Do this: Please say how many lines of the listing hold "xlabel", with no other words in the answer.

-- Begin Dataset entries --

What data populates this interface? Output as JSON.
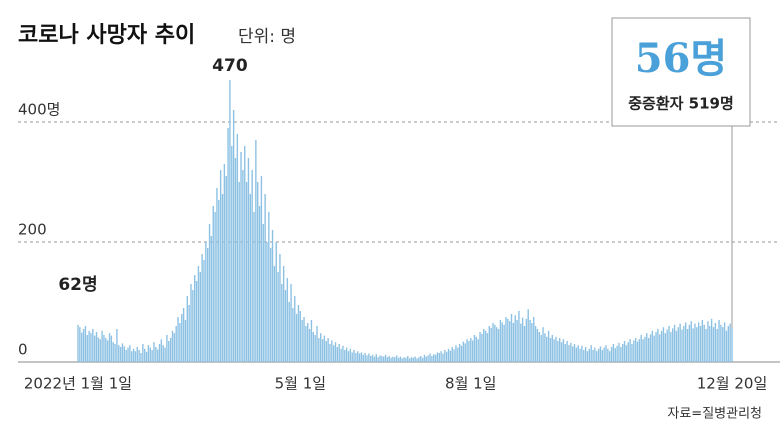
{
  "chart_data": {
    "type": "bar",
    "title": "코로나 사망자 추이",
    "unit_note": "단위: 명",
    "source": "자료=질병관리청",
    "annotation": "중증환자 519명",
    "color": "#8cc1e4",
    "highlight_color": "#4aa0d8",
    "grid": true,
    "ylim": [
      0,
      500
    ],
    "yticks": [
      0,
      200,
      {
        "value": 400,
        "label": "400명"
      }
    ],
    "categories": [
      "2022년 1월 1일",
      null,
      null,
      null,
      null,
      null,
      null,
      null,
      null,
      null,
      null,
      null,
      null,
      null,
      null,
      null,
      null,
      null,
      null,
      null,
      null,
      null,
      null,
      null,
      null,
      null,
      null,
      null,
      null,
      null,
      null,
      null,
      null,
      null,
      null,
      null,
      null,
      null,
      null,
      null,
      null,
      null,
      null,
      null,
      null,
      null,
      null,
      null,
      null,
      null,
      null,
      null,
      null,
      null,
      null,
      null,
      null,
      null,
      null,
      null,
      null,
      null,
      null,
      null,
      null,
      null,
      null,
      null,
      null,
      null,
      null,
      null,
      null,
      null,
      null,
      null,
      null,
      null,
      null,
      null,
      null,
      null,
      null,
      null,
      null,
      null,
      null,
      null,
      null,
      null,
      null,
      null,
      null,
      null,
      null,
      null,
      null,
      null,
      null,
      null,
      null,
      null,
      null,
      null,
      null,
      null,
      null,
      null,
      null,
      null,
      null,
      null,
      null,
      null,
      null,
      null,
      null,
      null,
      null,
      null,
      "5월 1일",
      null,
      null,
      null,
      null,
      null,
      null,
      null,
      null,
      null,
      null,
      null,
      null,
      null,
      null,
      null,
      null,
      null,
      null,
      null,
      null,
      null,
      null,
      null,
      null,
      null,
      null,
      null,
      null,
      null,
      null,
      null,
      null,
      null,
      null,
      null,
      null,
      null,
      null,
      null,
      null,
      null,
      null,
      null,
      null,
      null,
      null,
      null,
      null,
      null,
      null,
      null,
      null,
      null,
      null,
      null,
      null,
      null,
      null,
      null,
      null,
      null,
      null,
      null,
      null,
      null,
      null,
      null,
      null,
      null,
      null,
      null,
      null,
      null,
      null,
      null,
      null,
      null,
      null,
      null,
      null,
      null,
      null,
      null,
      null,
      null,
      null,
      null,
      null,
      null,
      null,
      null,
      "8월 1일",
      null,
      null,
      null,
      null,
      null,
      null,
      null,
      null,
      null,
      null,
      null,
      null,
      null,
      null,
      null,
      null,
      null,
      null,
      null,
      null,
      null,
      null,
      null,
      null,
      null,
      null,
      null,
      null,
      null,
      null,
      null,
      null,
      null,
      null,
      null,
      null,
      null,
      null,
      null,
      null,
      null,
      null,
      null,
      null,
      null,
      null,
      null,
      null,
      null,
      null,
      null,
      null,
      null,
      null,
      null,
      null,
      null,
      null,
      null,
      null,
      null,
      null,
      null,
      null,
      null,
      null,
      null,
      null,
      null,
      null,
      null,
      null,
      null,
      null,
      null,
      null,
      null,
      null,
      null,
      null,
      null,
      null,
      null,
      null,
      null,
      null,
      null,
      null,
      null,
      null,
      null,
      null,
      null,
      null,
      null,
      null,
      null,
      null,
      null,
      null,
      null,
      null,
      null,
      null,
      null,
      null,
      null,
      null,
      null,
      null,
      null,
      null,
      null,
      null,
      null,
      null,
      null,
      null,
      null,
      null,
      null,
      null,
      null,
      null,
      null,
      null,
      null,
      null,
      null,
      null,
      null,
      null,
      null,
      null,
      null,
      null,
      null,
      null,
      null,
      null,
      "12월 20일"
    ],
    "values": [
      62,
      58,
      49,
      55,
      60,
      45,
      52,
      48,
      55,
      44,
      50,
      41,
      38,
      52,
      45,
      40,
      36,
      48,
      44,
      33,
      30,
      55,
      28,
      25,
      31,
      26,
      20,
      24,
      28,
      18,
      22,
      18,
      25,
      20,
      15,
      30,
      22,
      17,
      28,
      24,
      20,
      33,
      25,
      21,
      30,
      38,
      28,
      24,
      45,
      35,
      40,
      52,
      48,
      60,
      75,
      65,
      80,
      90,
      70,
      110,
      95,
      130,
      120,
      145,
      135,
      160,
      150,
      180,
      170,
      200,
      190,
      230,
      210,
      260,
      250,
      290,
      270,
      320,
      280,
      330,
      310,
      390,
      470,
      360,
      420,
      340,
      380,
      300,
      350,
      320,
      360,
      300,
      340,
      280,
      320,
      250,
      370,
      300,
      260,
      310,
      230,
      280,
      200,
      250,
      190,
      220,
      160,
      200,
      150,
      180,
      130,
      160,
      120,
      140,
      100,
      130,
      90,
      110,
      80,
      95,
      85,
      70,
      75,
      60,
      65,
      55,
      70,
      50,
      45,
      60,
      40,
      48,
      38,
      44,
      35,
      40,
      30,
      36,
      28,
      33,
      25,
      30,
      22,
      27,
      20,
      24,
      18,
      22,
      16,
      20,
      15,
      18,
      14,
      16,
      12,
      15,
      11,
      14,
      10,
      12,
      9,
      13,
      8,
      11,
      10,
      9,
      12,
      8,
      10,
      7,
      9,
      8,
      11,
      7,
      9,
      6,
      8,
      7,
      10,
      6,
      8,
      7,
      9,
      6,
      8,
      10,
      7,
      12,
      9,
      11,
      14,
      10,
      13,
      12,
      16,
      15,
      18,
      14,
      20,
      17,
      22,
      19,
      25,
      21,
      28,
      24,
      30,
      27,
      34,
      31,
      38,
      35,
      40,
      36,
      45,
      42,
      38,
      50,
      47,
      55,
      52,
      48,
      60,
      57,
      65,
      62,
      58,
      55,
      70,
      66,
      62,
      75,
      72,
      68,
      80,
      65,
      78,
      70,
      85,
      64,
      74,
      60,
      72,
      88,
      70,
      65,
      75,
      60,
      55,
      50,
      45,
      58,
      48,
      42,
      52,
      40,
      45,
      38,
      42,
      35,
      40,
      33,
      38,
      30,
      35,
      28,
      32,
      26,
      30,
      24,
      28,
      22,
      27,
      20,
      25,
      18,
      22,
      28,
      20,
      24,
      18,
      22,
      26,
      20,
      24,
      28,
      22,
      18,
      25,
      30,
      23,
      27,
      32,
      25,
      30,
      35,
      28,
      33,
      38,
      30,
      36,
      40,
      34,
      38,
      45,
      38,
      42,
      48,
      40,
      46,
      52,
      44,
      50,
      55,
      46,
      52,
      58,
      48,
      54,
      60,
      50,
      56,
      62,
      52,
      58,
      64,
      54,
      60,
      66,
      55,
      62,
      68,
      56,
      64,
      58,
      66,
      60,
      70,
      62,
      55,
      68,
      60,
      72,
      58,
      65,
      55,
      70,
      62,
      58,
      66,
      52,
      60,
      64,
      56
    ],
    "value_labels": [
      "62명",
      null,
      null,
      null,
      null,
      null,
      null,
      null,
      null,
      null,
      null,
      null,
      null,
      null,
      null,
      null,
      null,
      null,
      null,
      null,
      null,
      null,
      null,
      null,
      null,
      null,
      null,
      null,
      null,
      null,
      null,
      null,
      null,
      null,
      null,
      null,
      null,
      null,
      null,
      null,
      null,
      null,
      null,
      null,
      null,
      null,
      null,
      null,
      null,
      null,
      null,
      null,
      null,
      null,
      null,
      null,
      null,
      null,
      null,
      null,
      null,
      null,
      null,
      null,
      null,
      null,
      null,
      null,
      null,
      null,
      null,
      null,
      null,
      null,
      null,
      null,
      null,
      null,
      null,
      null,
      null,
      null,
      null,
      null,
      null,
      null,
      null,
      null,
      null,
      null,
      null,
      null,
      null,
      null,
      null,
      null,
      null,
      null,
      null,
      null,
      null,
      null,
      null,
      null,
      null,
      null,
      null,
      null,
      null,
      null,
      null,
      null,
      null,
      null,
      null,
      null,
      null,
      null,
      null,
      null,
      null,
      null,
      null,
      null,
      null,
      null,
      null,
      null,
      null,
      null,
      null,
      null,
      null,
      null,
      null,
      null,
      null,
      null,
      null,
      null,
      null,
      null,
      null,
      null,
      null,
      null,
      null,
      null,
      null,
      null,
      null,
      null,
      null,
      null,
      null,
      null,
      null,
      null,
      null,
      null,
      null,
      null,
      null,
      null,
      null,
      null,
      null,
      null,
      null,
      null,
      null,
      null,
      null,
      null,
      null,
      null,
      null,
      null,
      null,
      null,
      null,
      null,
      null,
      null,
      null,
      null,
      null,
      null,
      null,
      null,
      null,
      null,
      null,
      null,
      null,
      null,
      null,
      null,
      null,
      null,
      null,
      null,
      null,
      null,
      null,
      null,
      null,
      null,
      null,
      null,
      null,
      null,
      null,
      null,
      null,
      null,
      null,
      null,
      null,
      null,
      null,
      null,
      null,
      null,
      null,
      null,
      null,
      null,
      null,
      null,
      null,
      null,
      null,
      null,
      null,
      null,
      null,
      null,
      null,
      null,
      null,
      null,
      null,
      null,
      null,
      null,
      null,
      null,
      null,
      null,
      null,
      null,
      null,
      null,
      null,
      null,
      null,
      null,
      null,
      null,
      null,
      null,
      null,
      null,
      null,
      null,
      null,
      null,
      null,
      null,
      null,
      null,
      null,
      null,
      null,
      null,
      null,
      null,
      null,
      null,
      null,
      null,
      null,
      null,
      null,
      null,
      null,
      null,
      null,
      null,
      null,
      null,
      null,
      null,
      null,
      null,
      null,
      null,
      null,
      null,
      null,
      null,
      null,
      null,
      null,
      null,
      null,
      null,
      null,
      null,
      null,
      null,
      null,
      null,
      null,
      null,
      null,
      null,
      null,
      null,
      null,
      null,
      null,
      null,
      null,
      null,
      null,
      null,
      null,
      null,
      null,
      null,
      null,
      null,
      null,
      null,
      null,
      null,
      null,
      null,
      null,
      null,
      null,
      null,
      null,
      null,
      null,
      null,
      null,
      null,
      null,
      null,
      null,
      "56명"
    ]
  }
}
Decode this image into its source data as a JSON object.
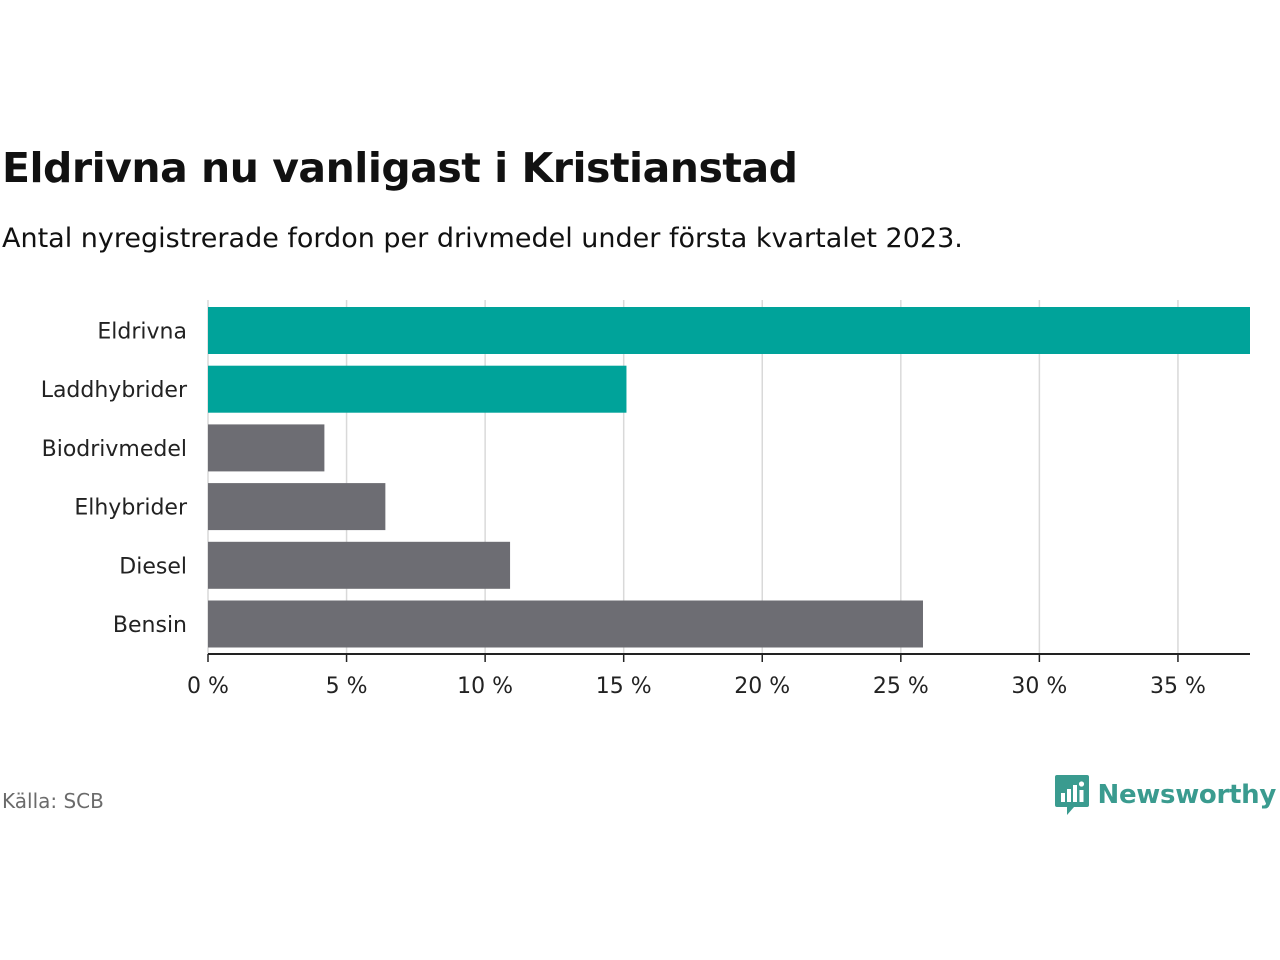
{
  "chart_data": {
    "type": "bar",
    "orientation": "horizontal",
    "title": "Eldrivna nu vanligast i Kristianstad",
    "subtitle": "Antal nyregistrerade fordon per drivmedel under första kvartalet 2023.",
    "categories": [
      "Eldrivna",
      "Laddhybrider",
      "Biodrivmedel",
      "Elhybrider",
      "Diesel",
      "Bensin"
    ],
    "values": [
      37.6,
      15.1,
      4.2,
      6.4,
      10.9,
      25.8
    ],
    "highlighted": [
      true,
      true,
      false,
      false,
      false,
      false
    ],
    "xlim": [
      0,
      37.6
    ],
    "ticks": [
      0,
      5,
      10,
      15,
      20,
      25,
      30,
      35
    ],
    "tick_labels": [
      "0 %",
      "5 %",
      "10 %",
      "15 %",
      "20 %",
      "25 %",
      "30 %",
      "35 %"
    ],
    "xlabel": "",
    "ylabel": "",
    "grid": true,
    "legend": "none",
    "colors": {
      "highlight": "#00a39a",
      "default": "#6d6d73",
      "grid": "#d9d9d9",
      "axis": "#222222"
    }
  },
  "footer": {
    "source": "Källa: SCB",
    "brand": "Newsworthy",
    "brand_color": "#3a9b8f",
    "brand_icon": "bar-chart-speech-bubble-icon"
  }
}
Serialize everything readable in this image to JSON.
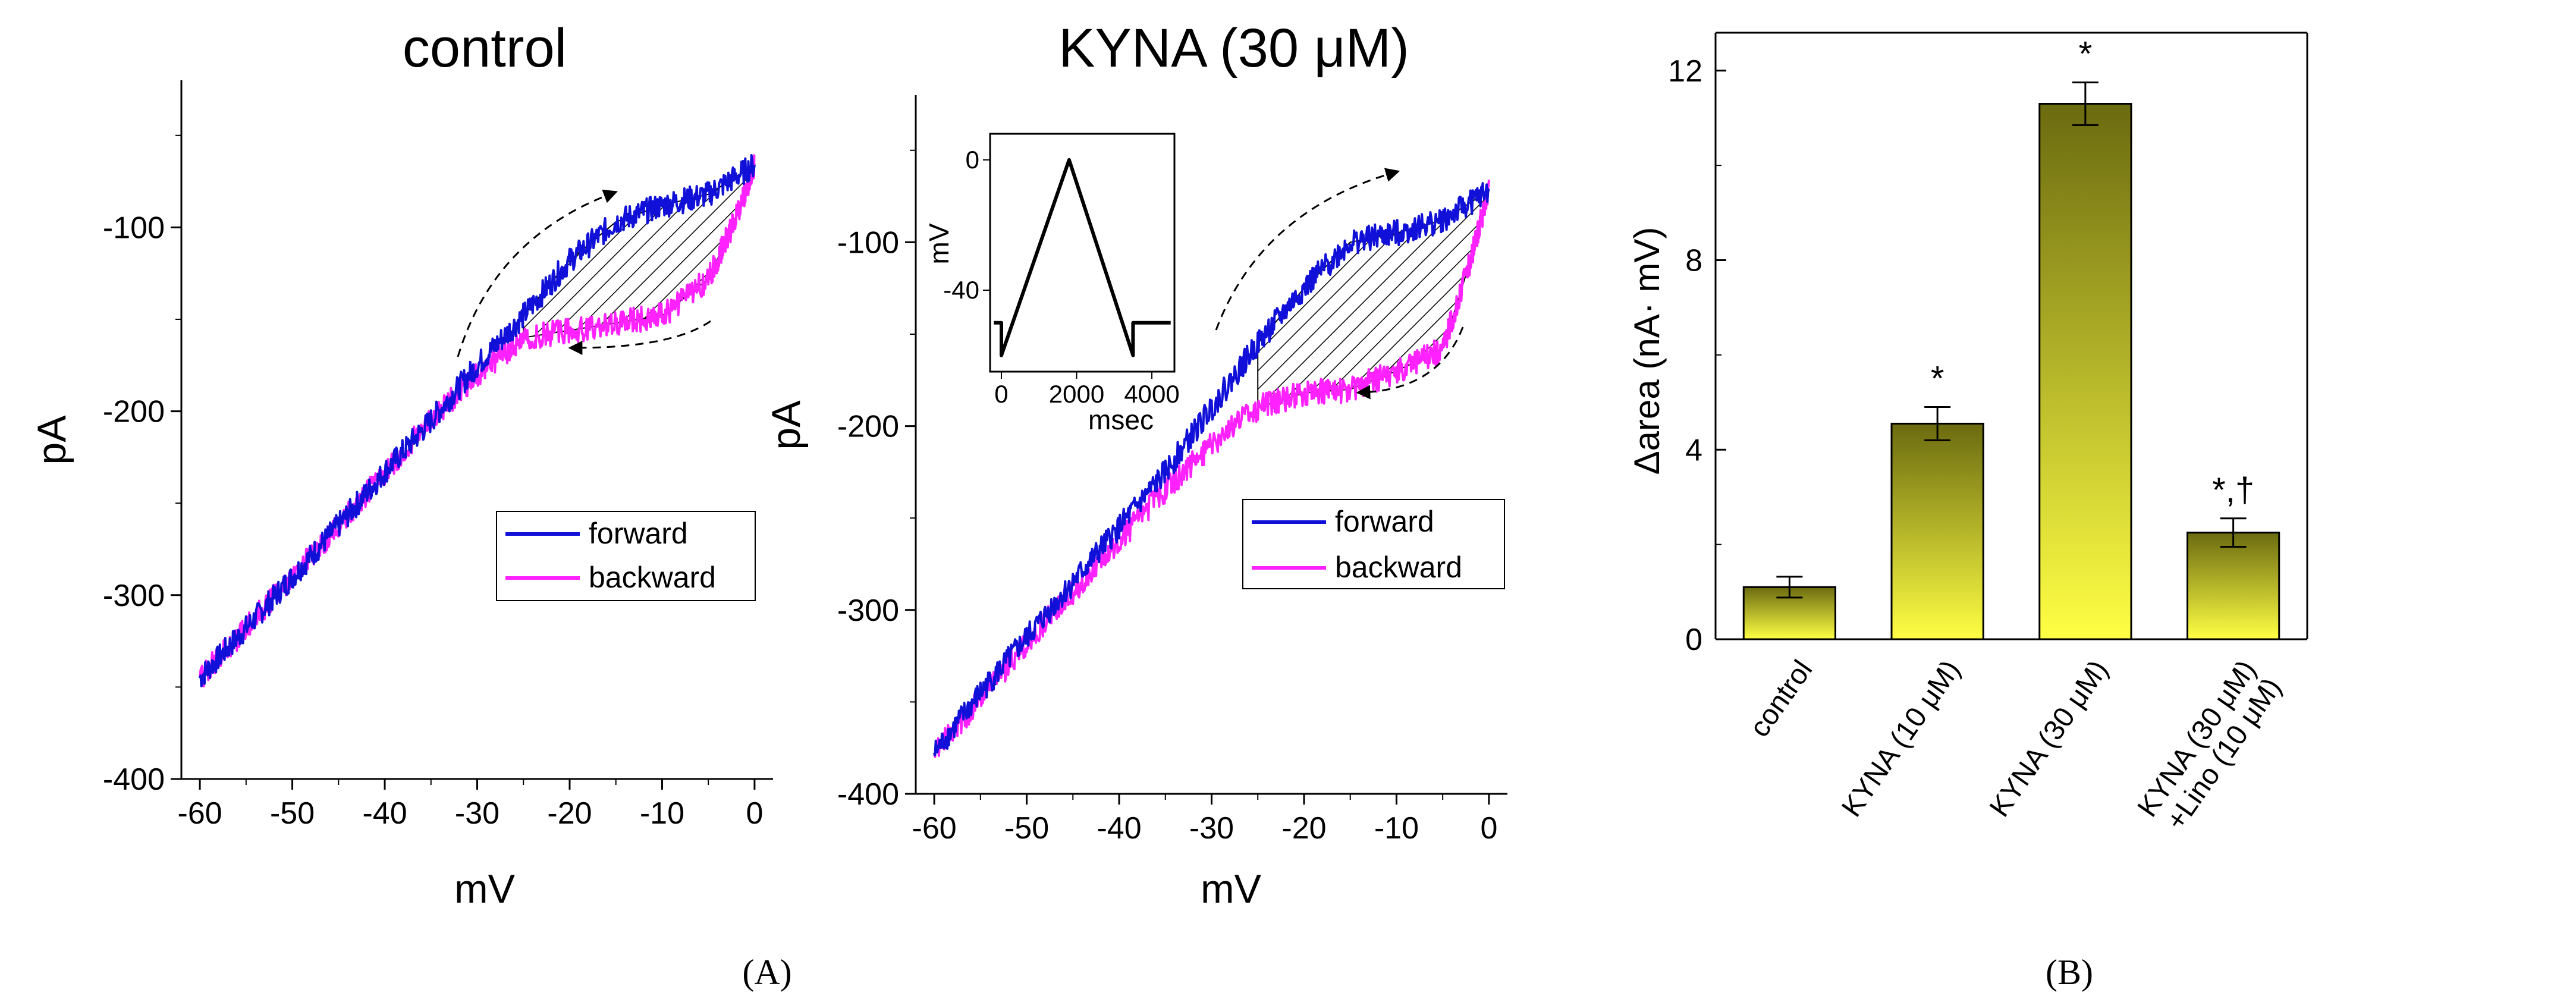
{
  "captions": {
    "a": "(A)",
    "b": "(B)"
  },
  "legend": {
    "forward": "forward",
    "backward": "backward"
  },
  "colors": {
    "forward": "#1010d8",
    "backward": "#ff22ff",
    "bar_top": "#6b6b10",
    "bar_bottom": "#ffff44",
    "hatch": "#000000"
  },
  "chart_data": [
    {
      "type": "line",
      "title": "control",
      "xlabel": "mV",
      "ylabel": "pA",
      "xlim": [
        -62,
        2
      ],
      "ylim": [
        -400,
        -20
      ],
      "xticks": [
        -60,
        -50,
        -40,
        -30,
        -20,
        -10,
        0
      ],
      "yticks": [
        -400,
        -300,
        -200,
        -100
      ],
      "series": [
        {
          "name": "forward",
          "x": [
            -60,
            -55,
            -50,
            -45,
            -40,
            -35,
            -30,
            -25,
            -20,
            -15,
            -10,
            -5,
            0
          ],
          "y": [
            -345,
            -318,
            -290,
            -262,
            -233,
            -205,
            -175,
            -148,
            -118,
            -97,
            -88,
            -82,
            -66
          ]
        },
        {
          "name": "backward",
          "x": [
            0,
            -2,
            -5,
            -10,
            -15,
            -20,
            -25,
            -30,
            -35,
            -40,
            -45,
            -50,
            -55,
            -60
          ],
          "y": [
            -66,
            -95,
            -128,
            -148,
            -152,
            -156,
            -160,
            -180,
            -205,
            -233,
            -262,
            -290,
            -318,
            -345
          ]
        }
      ],
      "annotations": [
        "dashed arrow forward (upper)",
        "dashed arrow backward (lower)",
        "hatched area between curves"
      ]
    },
    {
      "type": "line",
      "title": "KYNA (30 μM)",
      "xlabel": "mV",
      "ylabel": "pA",
      "xlim": [
        -62,
        2
      ],
      "ylim": [
        -400,
        -20
      ],
      "xticks": [
        -60,
        -50,
        -40,
        -30,
        -20,
        -10,
        0
      ],
      "yticks": [
        -400,
        -300,
        -200,
        -100
      ],
      "series": [
        {
          "name": "forward",
          "x": [
            -60,
            -55,
            -50,
            -45,
            -40,
            -35,
            -30,
            -25,
            -20,
            -15,
            -10,
            -5,
            0
          ],
          "y": [
            -378,
            -345,
            -315,
            -285,
            -255,
            -225,
            -190,
            -155,
            -125,
            -100,
            -95,
            -88,
            -72
          ]
        },
        {
          "name": "backward",
          "x": [
            0,
            -2,
            -5,
            -10,
            -15,
            -20,
            -25,
            -30,
            -35,
            -40,
            -45,
            -50,
            -55,
            -60
          ],
          "y": [
            -72,
            -110,
            -158,
            -170,
            -180,
            -182,
            -190,
            -210,
            -235,
            -262,
            -290,
            -318,
            -348,
            -378
          ]
        }
      ],
      "inset": {
        "type": "line",
        "xlabel": "msec",
        "ylabel": "mV",
        "xlim": [
          -300,
          4600
        ],
        "ylim": [
          -65,
          8
        ],
        "xticks": [
          0,
          2000,
          4000
        ],
        "yticks": [
          -40,
          0
        ],
        "series": [
          {
            "name": "ramp",
            "x": [
              -200,
              0,
              0,
              1800,
              3500,
              3500,
              4500
            ],
            "y": [
              -50,
              -50,
              -60,
              0,
              -60,
              -50,
              -50
            ]
          }
        ]
      }
    },
    {
      "type": "bar",
      "title": "",
      "xlabel": "",
      "ylabel": "Δarea (nA· mV)",
      "ylim": [
        0,
        12.8
      ],
      "yticks": [
        0,
        4,
        8,
        12
      ],
      "categories": [
        "control",
        "KYNA (10 μM)",
        "KYNA (30 μM)",
        "KYNA (30 μM) +Lino (10 μM)"
      ],
      "values": [
        1.1,
        4.55,
        11.3,
        2.25
      ],
      "errors": [
        0.22,
        0.35,
        0.45,
        0.3
      ],
      "significance": [
        "",
        "*",
        "*",
        "*,†"
      ]
    }
  ]
}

-- End Dataset entries --

Finished answer: 5